GOAL
Pull every line containing the word "impulso" from the records.

DATA TO USE
+ + + + + + +

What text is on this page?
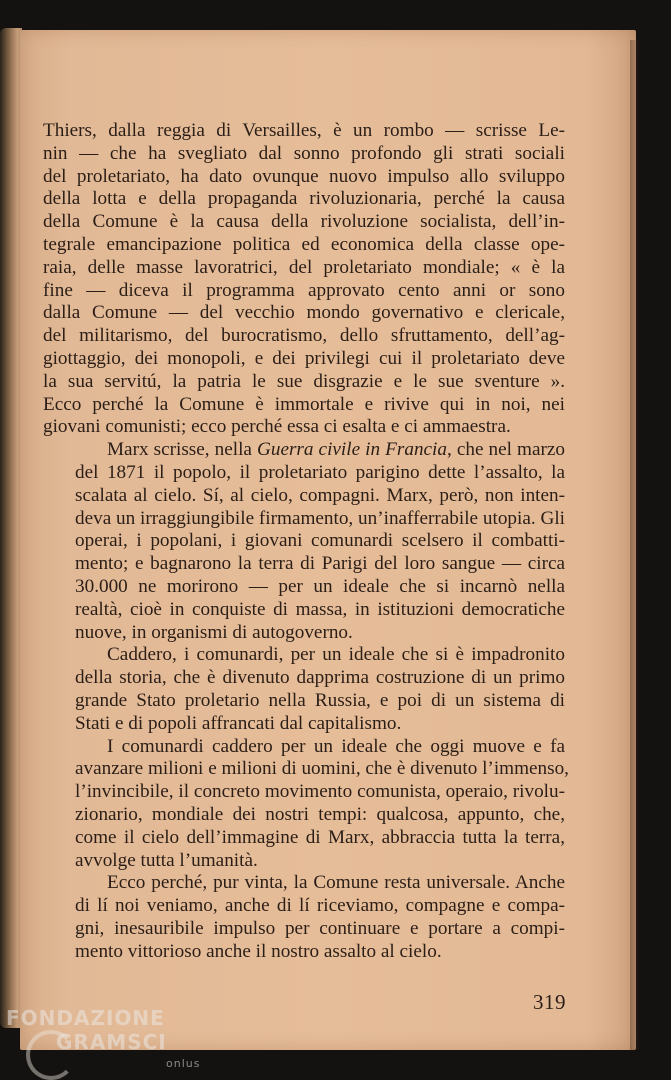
Thiers, dalla reggia di Versailles, è un rombo — scrisse Le-
nin — che ha svegliato dal sonno profondo gli strati sociali
del proletariato, ha dato ovunque nuovo impulso allo sviluppo
della lotta e della propaganda rivoluzionaria, perché la causa
della Comune è la causa della rivoluzione socialista, dell’in-
tegrale emancipazione politica ed economica della classe ope-
raia, delle masse lavoratrici, del proletariato mondiale; « è la
fine — diceva il programma approvato cento anni or sono
dalla Comune — del vecchio mondo governativo e clericale,
del militarismo, del burocratismo, dello sfruttamento, dell’ag-
giottaggio, dei monopoli, e dei privilegi cui il proletariato deve
la sua servitú, la patria le sue disgrazie e le sue sventure ».
Ecco perché la Comune è immortale e rivive qui in noi, nei
giovani comunisti; ecco perché essa ci esalta e ci ammaestra.
Marx scrisse, nella Guerra civile in Francia, che nel marzo
del 1871 il popolo, il proletariato parigino dette l’assalto, la
scalata al cielo. Sí, al cielo, compagni. Marx, però, non inten-
deva un irraggiungibile firmamento, un’inafferrabile utopia. Gli
operai, i popolani, i giovani comunardi scelsero il combatti-
mento; e bagnarono la terra di Parigi del loro sangue — circa
30.000 ne morirono — per un ideale che si incarnò nella
realtà, cioè in conquiste di massa, in istituzioni democratiche
nuove, in organismi di autogoverno.
Caddero, i comunardi, per un ideale che si è impadronito
della storia, che è divenuto dapprima costruzione di un primo
grande Stato proletario nella Russia, e poi di un sistema di
Stati e di popoli affrancati dal capitalismo.
I comunardi caddero per un ideale che oggi muove e fa
avanzare milioni e milioni di uomini, che è divenuto l’immenso,
l’invincibile, il concreto movimento comunista, operaio, rivolu-
zionario, mondiale dei nostri tempi: qualcosa, appunto, che,
come il cielo dell’immagine di Marx, abbraccia tutta la terra,
avvolge tutta l’umanità.
Ecco perché, pur vinta, la Comune resta universale. Anche
di lí noi veniamo, anche di lí riceviamo, compagne e compa-
gni, inesauribile impulso per continuare e portare a compi-
mento vittorioso anche il nostro assalto al cielo.
319
FONDAZIONE
GRAMSCI
onlus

+ + + + + + +

WRITTEN ANSWER
del proletariato, ha dato ovunque nuovo impulso allo sviluppo
gni, inesauribile impulso per continuare e portare a compi-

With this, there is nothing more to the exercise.